Passage shown:
Our son G is very excited about attending your Camp. However, we think that it is important that you understand a little about G’s Special Needs and some strategies for helping him participate happily at camp.
G has a condition called Asperger’s Syndrome; this is the same as high functioning autism. Although he is intelligent, sweet, fun loving, creative and generally eager to please, his condition can cause him to be difficult to work with at times.
· Difficulty with transitions
· Some rigidity in thought and behavior
· A tendency to become overstimulated by sensory input
· Reluctance to try new things (and dislike of surprises…good or unpleasant)
· Some difficulty integrating into a group of children
· Some motor clumsiness
· Some impulse control problems and a tendency to wander off if something interests him.
At times G may seem uncooperative, this is not a sign of defiance or disrespect. It may be a time that he is overstimulated, or just very interested in what he is doing. We have found that if leaders can resist the urge to attach a defiant motive to his behavior, problem solving is a lot easier.
Some strategies, you may find helpful include:
· Let G know what will be happening that day
· Remind him of the rules frequently (he love rules but if overstimulated or excited, he may forget them)
· Give 5 or 10 minutes warnings of transitions
· Check with him to see if he heard and understood your directions (ask him “what did I say” and “what are you going to do” ) if you just ask him if he heard you, it is no guarantee that he did
· If you are having trouble getting his attention, touch him when you talk to him
· Have a leader bring up the rear
· If he is upset and can’t describe what is going on, ask him to draw a picture
· Pair him with kids who can help integrate him into the activity
If you have any questions or concerns, please do not hesitate to call. My work # is
(323) 555-5555 and pager is (310) 555-5555. My husband’s work # is (310) 555-5555. We prefer to solve problems when they are small and not wait till they have gotten out of hand. We want this to be a good experience for G, the other kids and all the adults involved.
With this said, We don’t expect any major problems, but it is better to be safe than sorry.

Study questions:
- a) In the letter to the camp, what should a leader do if G is upset and can't describe what is going on?
- b) From the letter to the camp, quote the stretch from "At times G may" through "a lot easier.".

[Document layout detection data]
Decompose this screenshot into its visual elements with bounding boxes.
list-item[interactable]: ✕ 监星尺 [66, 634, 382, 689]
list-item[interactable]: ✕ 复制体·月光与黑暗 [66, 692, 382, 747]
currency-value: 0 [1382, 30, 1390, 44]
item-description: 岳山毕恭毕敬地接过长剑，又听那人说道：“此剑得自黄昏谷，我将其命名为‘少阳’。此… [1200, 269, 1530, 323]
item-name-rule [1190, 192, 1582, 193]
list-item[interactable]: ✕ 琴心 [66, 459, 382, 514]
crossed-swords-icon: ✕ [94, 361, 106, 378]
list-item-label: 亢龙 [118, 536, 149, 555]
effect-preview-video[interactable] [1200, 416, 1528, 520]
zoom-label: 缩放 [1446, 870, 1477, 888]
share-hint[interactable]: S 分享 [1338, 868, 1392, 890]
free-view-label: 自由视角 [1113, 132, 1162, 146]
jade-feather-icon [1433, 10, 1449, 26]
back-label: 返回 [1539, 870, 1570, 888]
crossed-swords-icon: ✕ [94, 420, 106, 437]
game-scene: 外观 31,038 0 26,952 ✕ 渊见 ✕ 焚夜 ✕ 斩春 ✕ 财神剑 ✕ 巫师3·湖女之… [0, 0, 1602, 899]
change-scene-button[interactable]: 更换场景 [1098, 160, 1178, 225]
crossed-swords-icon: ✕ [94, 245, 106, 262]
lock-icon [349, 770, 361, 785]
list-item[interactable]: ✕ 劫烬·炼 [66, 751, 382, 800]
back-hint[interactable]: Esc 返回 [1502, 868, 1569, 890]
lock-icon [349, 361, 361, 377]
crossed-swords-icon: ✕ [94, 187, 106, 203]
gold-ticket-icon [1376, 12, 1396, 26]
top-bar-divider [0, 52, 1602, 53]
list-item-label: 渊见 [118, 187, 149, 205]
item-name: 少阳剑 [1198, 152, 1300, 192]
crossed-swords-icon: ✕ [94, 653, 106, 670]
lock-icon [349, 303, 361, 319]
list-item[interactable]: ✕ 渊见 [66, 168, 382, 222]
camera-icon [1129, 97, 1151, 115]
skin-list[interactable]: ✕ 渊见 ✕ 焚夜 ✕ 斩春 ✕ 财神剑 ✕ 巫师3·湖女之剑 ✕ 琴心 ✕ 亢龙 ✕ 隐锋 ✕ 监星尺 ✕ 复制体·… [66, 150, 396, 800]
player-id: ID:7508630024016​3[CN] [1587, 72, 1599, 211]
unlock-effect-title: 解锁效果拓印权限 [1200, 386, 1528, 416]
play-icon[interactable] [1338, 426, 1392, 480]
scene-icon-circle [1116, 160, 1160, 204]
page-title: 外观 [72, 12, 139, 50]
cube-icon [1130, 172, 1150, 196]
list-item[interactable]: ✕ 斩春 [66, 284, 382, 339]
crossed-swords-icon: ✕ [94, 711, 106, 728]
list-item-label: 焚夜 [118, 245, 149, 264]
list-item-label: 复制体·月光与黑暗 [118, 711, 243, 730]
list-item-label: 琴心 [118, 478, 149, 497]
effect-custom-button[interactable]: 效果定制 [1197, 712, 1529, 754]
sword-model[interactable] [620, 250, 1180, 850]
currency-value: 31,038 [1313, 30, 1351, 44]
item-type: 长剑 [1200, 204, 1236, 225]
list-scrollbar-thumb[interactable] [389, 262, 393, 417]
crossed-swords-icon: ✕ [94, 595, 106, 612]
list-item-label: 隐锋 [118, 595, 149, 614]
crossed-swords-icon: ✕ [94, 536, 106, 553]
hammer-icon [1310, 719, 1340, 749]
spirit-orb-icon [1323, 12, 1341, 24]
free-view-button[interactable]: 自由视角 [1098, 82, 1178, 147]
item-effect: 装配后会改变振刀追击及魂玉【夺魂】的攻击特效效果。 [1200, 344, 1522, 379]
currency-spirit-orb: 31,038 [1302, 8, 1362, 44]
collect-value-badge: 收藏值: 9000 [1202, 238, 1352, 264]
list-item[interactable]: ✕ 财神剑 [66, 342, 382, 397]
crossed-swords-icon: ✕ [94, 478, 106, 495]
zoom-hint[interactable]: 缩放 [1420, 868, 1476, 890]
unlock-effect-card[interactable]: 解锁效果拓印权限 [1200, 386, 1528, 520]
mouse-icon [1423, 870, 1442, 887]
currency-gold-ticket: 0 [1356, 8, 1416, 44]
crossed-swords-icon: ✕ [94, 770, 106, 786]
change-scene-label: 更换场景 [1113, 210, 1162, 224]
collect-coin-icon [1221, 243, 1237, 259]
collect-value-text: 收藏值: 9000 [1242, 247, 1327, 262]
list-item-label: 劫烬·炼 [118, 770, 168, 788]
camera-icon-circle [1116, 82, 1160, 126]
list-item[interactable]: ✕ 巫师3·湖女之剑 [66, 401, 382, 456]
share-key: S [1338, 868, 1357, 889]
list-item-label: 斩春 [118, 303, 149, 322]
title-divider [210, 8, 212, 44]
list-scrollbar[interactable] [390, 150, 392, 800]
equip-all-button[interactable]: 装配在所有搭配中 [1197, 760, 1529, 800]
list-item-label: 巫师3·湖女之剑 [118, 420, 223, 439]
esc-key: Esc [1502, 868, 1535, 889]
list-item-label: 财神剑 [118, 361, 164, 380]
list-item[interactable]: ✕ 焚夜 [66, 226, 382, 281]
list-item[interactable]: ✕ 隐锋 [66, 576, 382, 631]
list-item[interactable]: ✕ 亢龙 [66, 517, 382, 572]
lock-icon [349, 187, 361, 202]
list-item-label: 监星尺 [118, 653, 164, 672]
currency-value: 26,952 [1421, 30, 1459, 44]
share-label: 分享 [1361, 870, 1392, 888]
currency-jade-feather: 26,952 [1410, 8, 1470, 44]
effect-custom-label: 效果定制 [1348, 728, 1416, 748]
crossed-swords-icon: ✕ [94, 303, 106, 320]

Task-by-task answers:
- a) Ask him to draw a picture.

- b)
At times G may seem uncooperative, this is not a sign of defiance or disrespect. It may be a time that he is overstimulated, or just very interested in what he is doing. We have found that if leaders can resist the urge to attach a defiant motive to his behavior, problem solving is a lot easier.